[Data listing]
>> start
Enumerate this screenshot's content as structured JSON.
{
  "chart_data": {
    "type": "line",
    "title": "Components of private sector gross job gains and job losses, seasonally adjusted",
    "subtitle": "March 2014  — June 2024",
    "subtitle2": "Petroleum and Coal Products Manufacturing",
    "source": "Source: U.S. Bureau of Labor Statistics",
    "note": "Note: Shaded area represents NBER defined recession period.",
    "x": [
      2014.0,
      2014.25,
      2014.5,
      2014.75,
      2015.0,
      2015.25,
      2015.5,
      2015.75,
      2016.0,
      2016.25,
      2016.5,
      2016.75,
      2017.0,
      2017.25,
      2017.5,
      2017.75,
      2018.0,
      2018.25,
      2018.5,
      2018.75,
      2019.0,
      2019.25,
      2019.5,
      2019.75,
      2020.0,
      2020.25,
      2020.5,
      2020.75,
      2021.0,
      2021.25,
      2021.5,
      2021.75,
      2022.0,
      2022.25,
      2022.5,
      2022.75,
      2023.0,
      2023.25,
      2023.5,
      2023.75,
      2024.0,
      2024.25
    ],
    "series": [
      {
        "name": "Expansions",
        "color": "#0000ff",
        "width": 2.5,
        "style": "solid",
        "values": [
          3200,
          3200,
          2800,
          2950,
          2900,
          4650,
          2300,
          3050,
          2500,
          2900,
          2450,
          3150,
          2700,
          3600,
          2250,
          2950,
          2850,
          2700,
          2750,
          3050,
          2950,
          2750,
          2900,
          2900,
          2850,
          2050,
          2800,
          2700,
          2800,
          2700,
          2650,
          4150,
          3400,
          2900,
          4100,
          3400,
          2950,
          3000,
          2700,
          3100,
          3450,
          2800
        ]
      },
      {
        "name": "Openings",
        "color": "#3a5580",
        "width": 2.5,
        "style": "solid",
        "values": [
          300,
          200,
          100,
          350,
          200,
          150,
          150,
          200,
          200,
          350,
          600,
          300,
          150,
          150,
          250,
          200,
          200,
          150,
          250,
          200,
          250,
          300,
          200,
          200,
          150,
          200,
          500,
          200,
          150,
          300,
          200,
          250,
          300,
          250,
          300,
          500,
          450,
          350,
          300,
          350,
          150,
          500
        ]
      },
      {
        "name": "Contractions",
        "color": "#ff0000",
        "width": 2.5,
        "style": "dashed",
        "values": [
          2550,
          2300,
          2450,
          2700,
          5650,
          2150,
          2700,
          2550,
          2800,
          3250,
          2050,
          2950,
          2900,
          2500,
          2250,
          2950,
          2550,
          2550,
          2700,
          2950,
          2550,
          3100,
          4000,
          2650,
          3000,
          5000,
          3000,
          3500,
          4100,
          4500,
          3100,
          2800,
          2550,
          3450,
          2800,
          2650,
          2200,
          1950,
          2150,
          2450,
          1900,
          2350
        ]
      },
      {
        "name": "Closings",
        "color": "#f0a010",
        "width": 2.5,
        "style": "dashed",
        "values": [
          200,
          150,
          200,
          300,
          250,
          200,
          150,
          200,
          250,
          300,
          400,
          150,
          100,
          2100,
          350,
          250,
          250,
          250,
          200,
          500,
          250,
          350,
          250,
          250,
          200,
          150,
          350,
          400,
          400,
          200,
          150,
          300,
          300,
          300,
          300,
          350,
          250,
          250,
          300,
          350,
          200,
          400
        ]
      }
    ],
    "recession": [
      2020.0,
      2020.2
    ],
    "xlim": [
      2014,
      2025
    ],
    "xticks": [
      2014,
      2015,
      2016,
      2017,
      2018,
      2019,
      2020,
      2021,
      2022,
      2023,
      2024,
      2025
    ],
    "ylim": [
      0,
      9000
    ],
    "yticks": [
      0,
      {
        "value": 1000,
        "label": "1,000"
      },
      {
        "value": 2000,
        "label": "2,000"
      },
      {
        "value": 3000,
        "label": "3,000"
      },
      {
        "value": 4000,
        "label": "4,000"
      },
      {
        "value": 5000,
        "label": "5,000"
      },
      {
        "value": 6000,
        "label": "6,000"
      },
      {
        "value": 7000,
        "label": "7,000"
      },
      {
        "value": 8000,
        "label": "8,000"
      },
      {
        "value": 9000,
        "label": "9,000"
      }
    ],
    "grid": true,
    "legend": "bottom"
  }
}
>> end
■ Problem details
Copy out each line exactly as written.

■ Reply
Enumerate this screenshot's content as structured JSON.
{
  "chart_data": {
    "type": "line",
    "title": "Components of private sector gross job gains and job losses, seasonally adjusted",
    "subtitle": "March 2014  — June 2024",
    "subtitle2": "Petroleum and Coal Products Manufacturing",
    "source": "Source: U.S. Bureau of Labor Statistics",
    "note": "Note: Shaded area represents NBER defined recession period.",
    "x": [
      2014.0,
      2014.25,
      2014.5,
      2014.75,
      2015.0,
      2015.25,
      2015.5,
      2015.75,
      2016.0,
      2016.25,
      2016.5,
      2016.75,
      2017.0,
      2017.25,
      2017.5,
      2017.75,
      2018.0,
      2018.25,
      2018.5,
      2018.75,
      2019.0,
      2019.25,
      2019.5,
      2019.75,
      2020.0,
      2020.25,
      2020.5,
      2020.75,
      2021.0,
      2021.25,
      2021.5,
      2021.75,
      2022.0,
      2022.25,
      2022.5,
      2022.75,
      2023.0,
      2023.25,
      2023.5,
      2023.75,
      2024.0,
      2024.25
    ],
    "series": [
      {
        "name": "Expansions",
        "color": "#0000ff",
        "width": 2.5,
        "style": "solid",
        "values": [
          3200,
          3200,
          2800,
          2950,
          2900,
          4650,
          2300,
          3050,
          2500,
          2900,
          2450,
          3150,
          2700,
          3600,
          2250,
          2950,
          2850,
          2700,
          2750,
          3050,
          2950,
          2750,
          2900,
          2900,
          2850,
          2050,
          2800,
          2700,
          2800,
          2700,
          2650,
          4150,
          3400,
          2900,
          4100,
          3400,
          2950,
          3000,
          2700,
          3100,
          3450,
          2800
        ]
      },
      {
        "name": "Openings",
        "color": "#3a5580",
        "width": 2.5,
        "style": "solid",
        "values": [
          300,
          200,
          100,
          350,
          200,
          150,
          150,
          200,
          200,
          350,
          600,
          300,
          150,
          150,
          250,
          200,
          200,
          150,
          250,
          200,
          250,
          300,
          200,
          200,
          150,
          200,
          500,
          200,
          150,
          300,
          200,
          250,
          300,
          250,
          300,
          500,
          450,
          350,
          300,
          350,
          150,
          500
        ]
      },
      {
        "name": "Contractions",
        "color": "#ff0000",
        "width": 2.5,
        "style": "dashed",
        "values": [
          2550,
          2300,
          2450,
          2700,
          5650,
          2150,
          2700,
          2550,
          2800,
          3250,
          2050,
          2950,
          2900,
          2500,
          2250,
          2950,
          2550,
          2550,
          2700,
          2950,
          2550,
          3100,
          4000,
          2650,
          3000,
          5000,
          3000,
          3500,
          4100,
          4500,
          3100,
          2800,
          2550,
          3450,
          2800,
          2650,
          2200,
          1950,
          2150,
          2450,
          1900,
          2350
        ]
      },
      {
        "name": "Closings",
        "color": "#f0a010",
        "width": 2.5,
        "style": "dashed",
        "values": [
          200,
          150,
          200,
          300,
          250,
          200,
          150,
          200,
          250,
          300,
          400,
          150,
          100,
          2100,
          350,
          250,
          250,
          250,
          200,
          500,
          250,
          350,
          250,
          250,
          200,
          150,
          350,
          400,
          400,
          200,
          150,
          300,
          300,
          300,
          300,
          350,
          250,
          250,
          300,
          350,
          200,
          400
        ]
      }
    ],
    "recession": [
      2020.0,
      2020.2
    ],
    "xlim": [
      2014,
      2025
    ],
    "xticks": [
      2014,
      2015,
      2016,
      2017,
      2018,
      2019,
      2020,
      2021,
      2022,
      2023,
      2024,
      2025
    ],
    "ylim": [
      0,
      9000
    ],
    "yticks": [
      0,
      {
        "value": 1000,
        "label": "1,000"
      },
      {
        "value": 2000,
        "label": "2,000"
      },
      {
        "value": 3000,
        "label": "3,000"
      },
      {
        "value": 4000,
        "label": "4,000"
      },
      {
        "value": 5000,
        "label": "5,000"
      },
      {
        "value": 6000,
        "label": "6,000"
      },
      {
        "value": 7000,
        "label": "7,000"
      },
      {
        "value": 8000,
        "label": "8,000"
      },
      {
        "value": 9000,
        "label": "9,000"
      }
    ],
    "grid": true,
    "legend": "bottom"
  }
}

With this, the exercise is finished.